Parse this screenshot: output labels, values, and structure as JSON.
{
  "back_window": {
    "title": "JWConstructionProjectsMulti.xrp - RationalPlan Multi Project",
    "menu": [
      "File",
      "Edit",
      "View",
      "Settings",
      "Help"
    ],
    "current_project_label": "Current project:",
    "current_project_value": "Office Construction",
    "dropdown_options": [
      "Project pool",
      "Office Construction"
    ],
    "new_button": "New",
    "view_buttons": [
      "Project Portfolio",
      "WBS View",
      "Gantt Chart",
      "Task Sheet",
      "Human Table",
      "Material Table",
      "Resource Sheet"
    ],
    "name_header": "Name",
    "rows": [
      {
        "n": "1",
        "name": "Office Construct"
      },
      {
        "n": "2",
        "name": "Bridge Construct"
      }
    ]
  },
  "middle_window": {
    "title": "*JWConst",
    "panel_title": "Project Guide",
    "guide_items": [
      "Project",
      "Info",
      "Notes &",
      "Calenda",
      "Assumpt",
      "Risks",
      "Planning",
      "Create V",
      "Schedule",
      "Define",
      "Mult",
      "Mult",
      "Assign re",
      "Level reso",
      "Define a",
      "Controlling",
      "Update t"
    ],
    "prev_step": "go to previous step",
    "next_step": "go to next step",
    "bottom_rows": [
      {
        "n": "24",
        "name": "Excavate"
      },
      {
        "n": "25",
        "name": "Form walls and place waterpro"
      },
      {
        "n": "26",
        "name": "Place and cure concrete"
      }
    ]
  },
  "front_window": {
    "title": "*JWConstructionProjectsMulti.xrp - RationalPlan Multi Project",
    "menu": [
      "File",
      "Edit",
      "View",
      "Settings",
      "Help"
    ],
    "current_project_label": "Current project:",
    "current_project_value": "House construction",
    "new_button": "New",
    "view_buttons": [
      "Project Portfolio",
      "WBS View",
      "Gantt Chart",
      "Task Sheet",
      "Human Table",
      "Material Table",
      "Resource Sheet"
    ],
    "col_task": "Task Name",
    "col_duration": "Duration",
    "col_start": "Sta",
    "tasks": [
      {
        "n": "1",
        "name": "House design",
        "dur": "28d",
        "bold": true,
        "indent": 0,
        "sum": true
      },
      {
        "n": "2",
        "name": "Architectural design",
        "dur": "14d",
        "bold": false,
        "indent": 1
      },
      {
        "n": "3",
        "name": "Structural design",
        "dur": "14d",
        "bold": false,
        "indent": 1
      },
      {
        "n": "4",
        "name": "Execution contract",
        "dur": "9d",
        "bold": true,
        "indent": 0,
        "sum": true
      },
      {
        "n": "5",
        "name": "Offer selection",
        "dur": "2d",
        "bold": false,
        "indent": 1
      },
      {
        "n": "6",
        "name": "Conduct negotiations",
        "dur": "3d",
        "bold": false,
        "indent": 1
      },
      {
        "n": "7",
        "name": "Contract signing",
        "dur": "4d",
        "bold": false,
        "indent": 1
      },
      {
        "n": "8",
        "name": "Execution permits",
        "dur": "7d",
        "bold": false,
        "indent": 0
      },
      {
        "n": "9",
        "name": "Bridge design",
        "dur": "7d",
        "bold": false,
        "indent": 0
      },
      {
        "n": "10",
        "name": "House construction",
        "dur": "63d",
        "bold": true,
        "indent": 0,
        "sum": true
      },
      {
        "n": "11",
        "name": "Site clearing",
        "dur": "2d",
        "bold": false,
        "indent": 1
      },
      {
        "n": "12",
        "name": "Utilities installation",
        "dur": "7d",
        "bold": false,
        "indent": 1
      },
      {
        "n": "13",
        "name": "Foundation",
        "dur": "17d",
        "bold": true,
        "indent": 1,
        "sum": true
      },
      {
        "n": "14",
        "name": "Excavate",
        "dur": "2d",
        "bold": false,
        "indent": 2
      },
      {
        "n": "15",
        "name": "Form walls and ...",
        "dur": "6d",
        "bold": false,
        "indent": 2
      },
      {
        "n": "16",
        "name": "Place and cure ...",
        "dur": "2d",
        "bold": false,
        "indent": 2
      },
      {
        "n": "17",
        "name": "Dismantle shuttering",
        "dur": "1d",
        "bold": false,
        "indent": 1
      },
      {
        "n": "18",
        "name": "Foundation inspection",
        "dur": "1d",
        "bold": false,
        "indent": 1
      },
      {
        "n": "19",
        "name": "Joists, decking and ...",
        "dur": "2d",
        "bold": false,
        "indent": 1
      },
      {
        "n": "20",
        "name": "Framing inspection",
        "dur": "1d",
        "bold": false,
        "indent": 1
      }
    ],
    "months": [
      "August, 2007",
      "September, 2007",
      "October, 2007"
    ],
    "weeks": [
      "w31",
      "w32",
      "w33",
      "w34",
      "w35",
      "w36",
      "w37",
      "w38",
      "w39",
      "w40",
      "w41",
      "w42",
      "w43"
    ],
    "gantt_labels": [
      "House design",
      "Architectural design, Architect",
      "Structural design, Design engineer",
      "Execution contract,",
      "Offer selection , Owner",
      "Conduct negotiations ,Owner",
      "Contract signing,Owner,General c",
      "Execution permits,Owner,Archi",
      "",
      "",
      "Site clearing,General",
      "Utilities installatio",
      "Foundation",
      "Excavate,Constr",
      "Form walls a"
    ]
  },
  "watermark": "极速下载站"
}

● Set problem: Each record must be repeated exactly as it is.

● Solution below:
Parse this screenshot: output labels, values, and structure as JSON.
{
  "back_window": {
    "title": "JWConstructionProjectsMulti.xrp - RationalPlan Multi Project",
    "menu": [
      "File",
      "Edit",
      "View",
      "Settings",
      "Help"
    ],
    "current_project_label": "Current project:",
    "current_project_value": "Office Construction",
    "dropdown_options": [
      "Project pool",
      "Office Construction"
    ],
    "new_button": "New",
    "view_buttons": [
      "Project Portfolio",
      "WBS View",
      "Gantt Chart",
      "Task Sheet",
      "Human Table",
      "Material Table",
      "Resource Sheet"
    ],
    "name_header": "Name",
    "rows": [
      {
        "n": "1",
        "name": "Office Construct"
      },
      {
        "n": "2",
        "name": "Bridge Construct"
      }
    ]
  },
  "middle_window": {
    "title": "*JWConst",
    "panel_title": "Project Guide",
    "guide_items": [
      "Project",
      "Info",
      "Notes &",
      "Calenda",
      "Assumpt",
      "Risks",
      "Planning",
      "Create V",
      "Schedule",
      "Define",
      "Mult",
      "Mult",
      "Assign re",
      "Level reso",
      "Define a",
      "Controlling",
      "Update t"
    ],
    "prev_step": "go to previous step",
    "next_step": "go to next step",
    "bottom_rows": [
      {
        "n": "24",
        "name": "Excavate"
      },
      {
        "n": "25",
        "name": "Form walls and place waterpro"
      },
      {
        "n": "26",
        "name": "Place and cure concrete"
      }
    ]
  },
  "front_window": {
    "title": "*JWConstructionProjectsMulti.xrp - RationalPlan Multi Project",
    "menu": [
      "File",
      "Edit",
      "View",
      "Settings",
      "Help"
    ],
    "current_project_label": "Current project:",
    "current_project_value": "House construction",
    "new_button": "New",
    "view_buttons": [
      "Project Portfolio",
      "WBS View",
      "Gantt Chart",
      "Task Sheet",
      "Human Table",
      "Material Table",
      "Resource Sheet"
    ],
    "col_task": "Task Name",
    "col_duration": "Duration",
    "col_start": "Sta",
    "tasks": [
      {
        "n": "1",
        "name": "House design",
        "dur": "28d",
        "bold": true,
        "indent": 0,
        "sum": true
      },
      {
        "n": "2",
        "name": "Architectural design",
        "dur": "14d",
        "bold": false,
        "indent": 1
      },
      {
        "n": "3",
        "name": "Structural design",
        "dur": "14d",
        "bold": false,
        "indent": 1
      },
      {
        "n": "4",
        "name": "Execution contract",
        "dur": "9d",
        "bold": true,
        "indent": 0,
        "sum": true
      },
      {
        "n": "5",
        "name": "Offer selection",
        "dur": "2d",
        "bold": false,
        "indent": 1
      },
      {
        "n": "6",
        "name": "Conduct negotiations",
        "dur": "3d",
        "bold": false,
        "indent": 1
      },
      {
        "n": "7",
        "name": "Contract signing",
        "dur": "4d",
        "bold": false,
        "indent": 1
      },
      {
        "n": "8",
        "name": "Execution permits",
        "dur": "7d",
        "bold": false,
        "indent": 0
      },
      {
        "n": "9",
        "name": "Bridge design",
        "dur": "7d",
        "bold": false,
        "indent": 0
      },
      {
        "n": "10",
        "name": "House construction",
        "dur": "63d",
        "bold": true,
        "indent": 0,
        "sum": true
      },
      {
        "n": "11",
        "name": "Site clearing",
        "dur": "2d",
        "bold": false,
        "indent": 1
      },
      {
        "n": "12",
        "name": "Utilities installation",
        "dur": "7d",
        "bold": false,
        "indent": 1
      },
      {
        "n": "13",
        "name": "Foundation",
        "dur": "17d",
        "bold": true,
        "indent": 1,
        "sum": true
      },
      {
        "n": "14",
        "name": "Excavate",
        "dur": "2d",
        "bold": false,
        "indent": 2
      },
      {
        "n": "15",
        "name": "Form walls and ...",
        "dur": "6d",
        "bold": false,
        "indent": 2
      },
      {
        "n": "16",
        "name": "Place and cure ...",
        "dur": "2d",
        "bold": false,
        "indent": 2
      },
      {
        "n": "17",
        "name": "Dismantle shuttering",
        "dur": "1d",
        "bold": false,
        "indent": 1
      },
      {
        "n": "18",
        "name": "Foundation inspection",
        "dur": "1d",
        "bold": false,
        "indent": 1
      },
      {
        "n": "19",
        "name": "Joists, decking and ...",
        "dur": "2d",
        "bold": false,
        "indent": 1
      },
      {
        "n": "20",
        "name": "Framing inspection",
        "dur": "1d",
        "bold": false,
        "indent": 1
      }
    ],
    "months": [
      "August, 2007",
      "September, 2007",
      "October, 2007"
    ],
    "weeks": [
      "w31",
      "w32",
      "w33",
      "w34",
      "w35",
      "w36",
      "w37",
      "w38",
      "w39",
      "w40",
      "w41",
      "w42",
      "w43"
    ],
    "gantt_labels": [
      "House design",
      "Architectural design, Architect",
      "Structural design, Design engineer",
      "Execution contract,",
      "Offer selection , Owner",
      "Conduct negotiations ,Owner",
      "Contract signing,Owner,General c",
      "Execution permits,Owner,Archi",
      "",
      "",
      "Site clearing,General",
      "Utilities installatio",
      "Foundation",
      "Excavate,Constr",
      "Form walls a"
    ]
  },
  "watermark": "极速下载站"
}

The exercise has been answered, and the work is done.